● PASSAGE
* START *
2

From this, "A GraphFrame can also be constructed from a single DataFrame containing edge information. The vertices will be inferred from the sources and destinations of the edges."

However when I look into its API doc, it seems there is no way to create one.

Has someone tried to create a GraphFrame using edge DataFrame only? How?

3 Answers3

5

In order to avoid duplicates in the vertices list I would add a distinct

verticesDf=edgesDf \
     .select("src") \ 
     .union(edgesDf.select("dst")) \
     .distinct() \
     .withColumnRenamed('src', 'id')

verticesDf.show()

graph=GraphFrame(verticesDf,edgesDf)
Alex Ortner
  • 1,097
  • 8
  • 24
4

The graphframes scala API has a function called fromEdges which generates a graphframe from a edge dataframe. As far as I can overlook it this function isn't avaiable in pyspark, but you can do something like:

##something

verticesDf = edgesDF.select('src').union(edgesDF.select('dst'))
verticesDf = verticesDf.withColumnRenamed('src', 'id')

##more something

to achieve the same.

cronoik
  • 15,434
  • 3
  • 40
  • 78
0

Here is another alternative that doesn't read the whole data twice:

nodes = (
    edges
    .withColumn("id", F.explode(F.array(F.col("src"), F.col("dst"))))
    .select("id")
    .distinct()
)
Mathias Longo
  • 71
  • 1
  • 5
* END *
● STATED EXERCISE A
Retype the records from the line containing "align-left-icon[interactable]: ⊫ xyxy=(437,46,457,66)" through the line containing "auto-select-checkbox[interactable]: ✓ xyxy=(77,49,90,62)", with both of those lines included.

● GIVEN INFORMATION
* START *
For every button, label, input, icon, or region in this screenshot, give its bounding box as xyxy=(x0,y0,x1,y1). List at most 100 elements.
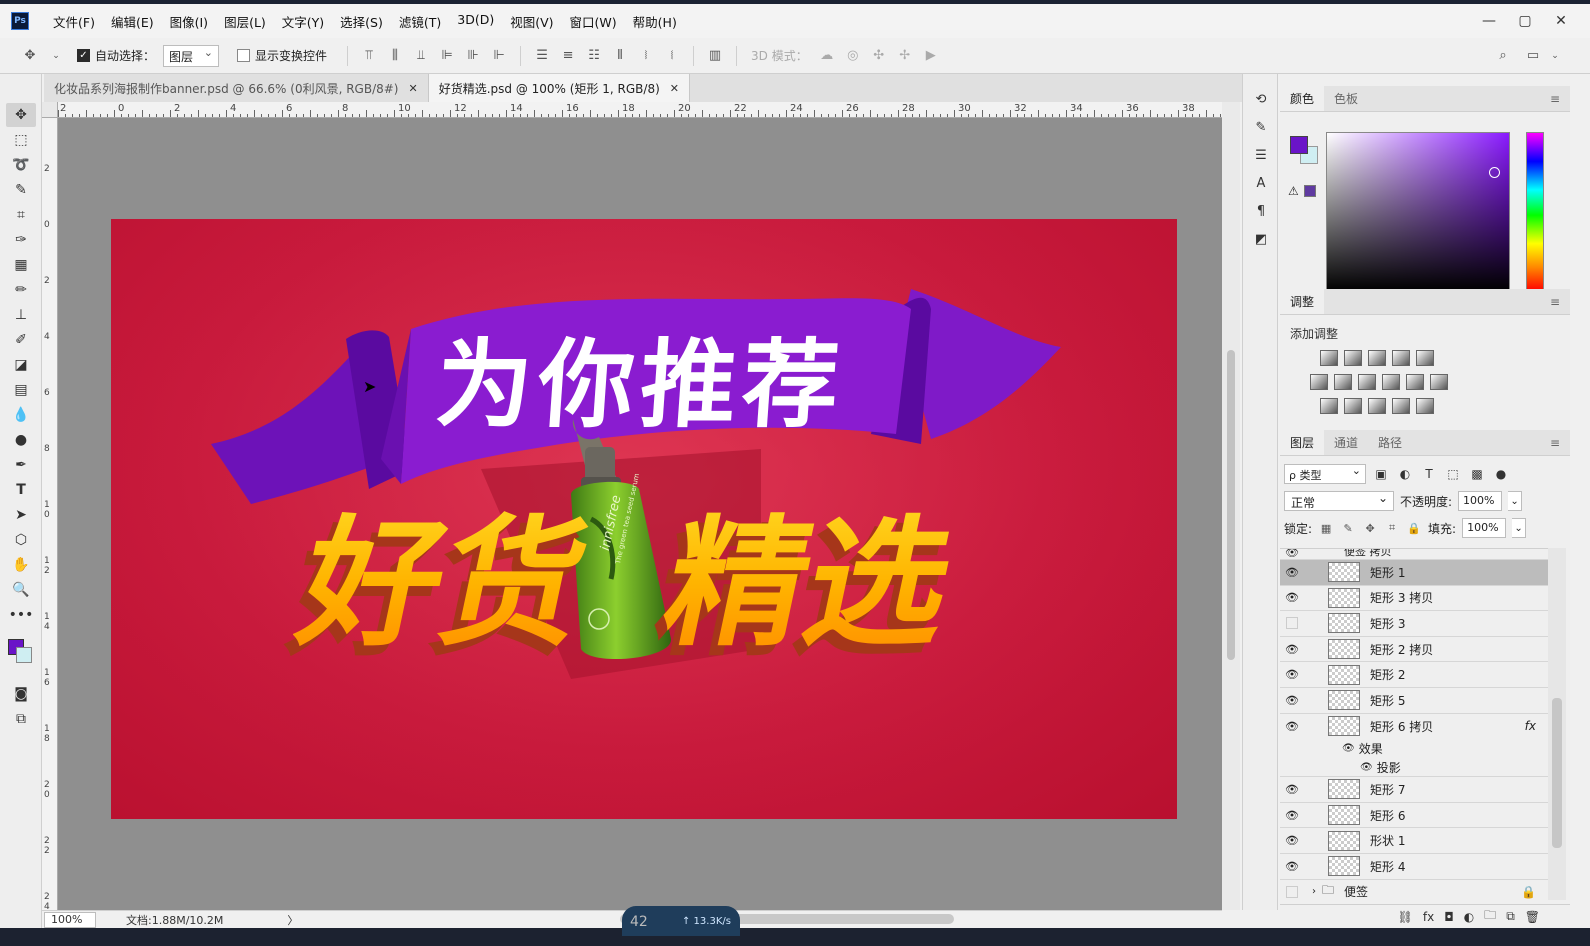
align-left-icon[interactable]: ⊫ xyxy=(437,46,457,66)
menu-edit[interactable]: 编辑(E) xyxy=(103,12,162,31)
brush-tool-icon[interactable]: ✏ xyxy=(6,278,36,302)
curves-icon[interactable] xyxy=(1368,350,1386,366)
chevron-down-icon[interactable]: ⌄ xyxy=(1508,491,1523,511)
distribute-top-icon[interactable]: ☰ xyxy=(532,46,552,66)
color-picker-handle[interactable] xyxy=(1489,167,1500,178)
layer-row[interactable]: 矩形 3 xyxy=(1280,611,1548,637)
history-brush-tool-icon[interactable]: ✐ xyxy=(6,328,36,352)
lock-position-icon[interactable]: ✥ xyxy=(1362,522,1378,535)
auto-select-checkbox[interactable]: ✓ xyxy=(77,49,90,62)
exposure-icon[interactable] xyxy=(1392,350,1410,366)
layer-row[interactable]: 👁 矩形 6 xyxy=(1280,803,1548,829)
new-layer-icon[interactable]: ⧉ xyxy=(1506,909,1515,924)
path-select-tool-icon[interactable]: ➤ xyxy=(6,503,36,527)
stamp-tool-icon[interactable]: ⊥ xyxy=(6,303,36,327)
auto-select-target-select[interactable]: 图层 xyxy=(163,44,220,67)
document-canvas[interactable]: 为你推荐 好货 精选 好货 精选 innisfree The green tea… xyxy=(111,219,1177,819)
link-layers-icon[interactable]: ⛓ xyxy=(1398,910,1413,924)
menu-help[interactable]: 帮助(H) xyxy=(625,12,685,31)
tab-document-1[interactable]: 化妆品系列海报制作banner.psd @ 66.6% (0利风景, RGB/8… xyxy=(44,74,429,102)
tab-swatches[interactable]: 色板 xyxy=(1324,86,1368,111)
effect-item-row[interactable]: 👁 投影 xyxy=(1280,758,1548,778)
layer-group-row[interactable]: › 🗀 便签 🔒 xyxy=(1280,880,1548,900)
ruler-origin[interactable] xyxy=(42,102,58,118)
tab-paths[interactable]: 路径 xyxy=(1368,430,1412,455)
hue-slider[interactable] xyxy=(1526,132,1544,292)
tab-adjustments[interactable]: 调整 xyxy=(1280,289,1325,314)
layer-row[interactable]: 👁 矩形 1 xyxy=(1280,560,1548,586)
distribute-bottom-icon[interactable]: ☷ xyxy=(584,46,604,66)
distribute-vcenter-icon[interactable]: ≡ xyxy=(558,46,578,66)
gradient-tool-icon[interactable]: ▤ xyxy=(6,378,36,402)
eye-icon[interactable]: 👁 xyxy=(1280,860,1304,873)
eye-icon[interactable]: 👁 xyxy=(1280,809,1304,822)
selective-color-icon[interactable] xyxy=(1392,398,1410,414)
invert-icon[interactable] xyxy=(1320,398,1338,414)
layer-group-top[interactable]: 👁 便签 拷贝 xyxy=(1280,549,1548,560)
dodge-tool-icon[interactable]: ● xyxy=(6,428,36,452)
layer-row[interactable]: 👁 矩形 2 xyxy=(1280,662,1548,688)
hue-saturation-icon[interactable] xyxy=(1310,374,1328,390)
quick-select-tool-icon[interactable]: ✎ xyxy=(6,178,36,202)
show-transform-checkbox[interactable] xyxy=(237,49,251,62)
menu-type[interactable]: 文字(Y) xyxy=(274,12,332,31)
visibility-toggle[interactable] xyxy=(1286,617,1298,630)
tab-layers[interactable]: 图层 xyxy=(1280,430,1325,455)
fx-icon[interactable]: fx xyxy=(1423,910,1434,924)
close-icon[interactable]: ✕ xyxy=(409,82,418,95)
lock-pixels-icon[interactable]: ✎ xyxy=(1340,522,1356,535)
menu-image[interactable]: 图像(I) xyxy=(162,12,216,31)
chevron-down-icon[interactable]: ⌄ xyxy=(46,46,66,66)
new-group-icon[interactable]: 🗀 xyxy=(1484,906,1496,927)
visibility-toggle[interactable] xyxy=(1286,885,1298,898)
panel-menu-icon[interactable]: ≡ xyxy=(1550,295,1560,309)
menu-filter[interactable]: 滤镜(T) xyxy=(391,12,449,31)
eye-icon[interactable]: 👁 xyxy=(1280,566,1304,579)
workspace-icon[interactable]: ▭ xyxy=(1523,46,1543,66)
character-icon[interactable]: A xyxy=(1248,172,1274,194)
foreground-color-swatch[interactable] xyxy=(1290,136,1308,154)
photo-filter-icon[interactable] xyxy=(1382,374,1400,390)
close-icon[interactable]: ✕ xyxy=(670,82,679,95)
add-mask-icon[interactable]: ◘ xyxy=(1444,910,1454,924)
levels-icon[interactable] xyxy=(1344,350,1362,366)
panel-menu-icon[interactable]: ≡ xyxy=(1550,92,1560,106)
blend-mode-select[interactable]: 正常 xyxy=(1284,491,1394,511)
eye-icon[interactable]: 👁 xyxy=(1342,743,1355,754)
eye-icon[interactable]: 👁 xyxy=(1360,762,1373,773)
hand-tool-icon[interactable]: ✋ xyxy=(6,553,36,577)
color-picker-field[interactable] xyxy=(1326,132,1510,292)
channel-mixer-icon[interactable] xyxy=(1406,374,1424,390)
fill-field[interactable]: 100% xyxy=(1462,518,1507,538)
distribute-right-icon[interactable]: ⧙ xyxy=(662,46,682,66)
vertical-scrollbar[interactable] xyxy=(1222,102,1240,910)
layer-row[interactable]: 👁 形状 1 xyxy=(1280,828,1548,854)
eyedropper-tool-icon[interactable]: ✑ xyxy=(6,228,36,252)
distribute-hcenter-icon[interactable]: ⧘ xyxy=(636,46,656,66)
menu-layer[interactable]: 图层(L) xyxy=(216,12,274,31)
slide-3d-icon[interactable]: ✢ xyxy=(895,46,915,66)
brightness-icon[interactable] xyxy=(1320,350,1338,366)
scroll-thumb[interactable] xyxy=(1552,698,1562,848)
eye-icon[interactable]: 👁 xyxy=(1280,643,1304,656)
effects-row[interactable]: 👁 效果 xyxy=(1280,739,1548,758)
zoom-tool-icon[interactable]: 🔍 xyxy=(6,578,36,602)
lasso-tool-icon[interactable]: ➰ xyxy=(6,153,36,177)
gamut-swatch[interactable] xyxy=(1304,185,1316,197)
layer-row[interactable]: 👁 矩形 2 拷贝 xyxy=(1280,637,1548,663)
align-top-icon[interactable]: ⫪ xyxy=(359,46,379,66)
crop-tool-icon[interactable]: ⌗ xyxy=(6,203,36,227)
pan-3d-icon[interactable]: ✣ xyxy=(869,46,889,66)
eraser-tool-icon[interactable]: ◪ xyxy=(6,353,36,377)
blur-tool-icon[interactable]: 💧 xyxy=(6,403,36,427)
layer-row[interactable]: 👁 矩形 6 拷贝 fx xyxy=(1280,714,1548,740)
layer-kind-select[interactable]: ρ 类型 xyxy=(1284,464,1366,484)
roll-3d-icon[interactable]: ◎ xyxy=(843,46,863,66)
color-lookup-icon[interactable] xyxy=(1430,374,1448,390)
lock-artboard-icon[interactable]: ⌗ xyxy=(1384,521,1400,535)
vibrance-icon[interactable] xyxy=(1416,350,1434,366)
status-menu-arrow[interactable]: 〉 xyxy=(287,912,298,928)
move-tool-icon[interactable]: ✥ xyxy=(6,103,36,127)
chevron-right-icon[interactable]: › xyxy=(1312,886,1316,897)
tab-channels[interactable]: 通道 xyxy=(1324,430,1368,455)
* END *
● STATED EXERCISE B
Summarize the GraphFrame thread in three sentences.

● TASK SOLUTION A
align-left-icon[interactable]: ⊫ xyxy=(437,46,457,66)
menu-edit[interactable]: 编辑(E) xyxy=(103,12,162,31)
brush-tool-icon[interactable]: ✏ xyxy=(6,278,36,302)
curves-icon[interactable] xyxy=(1368,350,1386,366)
chevron-down-icon[interactable]: ⌄ xyxy=(1508,491,1523,511)
distribute-top-icon[interactable]: ☰ xyxy=(532,46,552,66)
color-picker-handle[interactable] xyxy=(1489,167,1500,178)
layer-row[interactable]: 矩形 3 xyxy=(1280,611,1548,637)
history-brush-tool-icon[interactable]: ✐ xyxy=(6,328,36,352)
lock-position-icon[interactable]: ✥ xyxy=(1362,522,1378,535)
auto-select-checkbox[interactable]: ✓ xyxy=(77,49,90,62)

● TASK SOLUTION B
The asker cites a statement that a GraphFrame can be built from a single edge DataFrame, with vertices inferred from the edges' sources and destinations, but finds no way to do this in the API doc. One reply notes that the Scala API has a fromEdges function that seems unavailable in pyspark, and it suggests building the vertices by selecting "src", unioning it with "dst" and renaming the column to "id". Other replies add a distinct step to avoid duplicate vertices, and they offer an alternative that explodes an array of "src" and "dst" into an "id" column so the data is not read twice.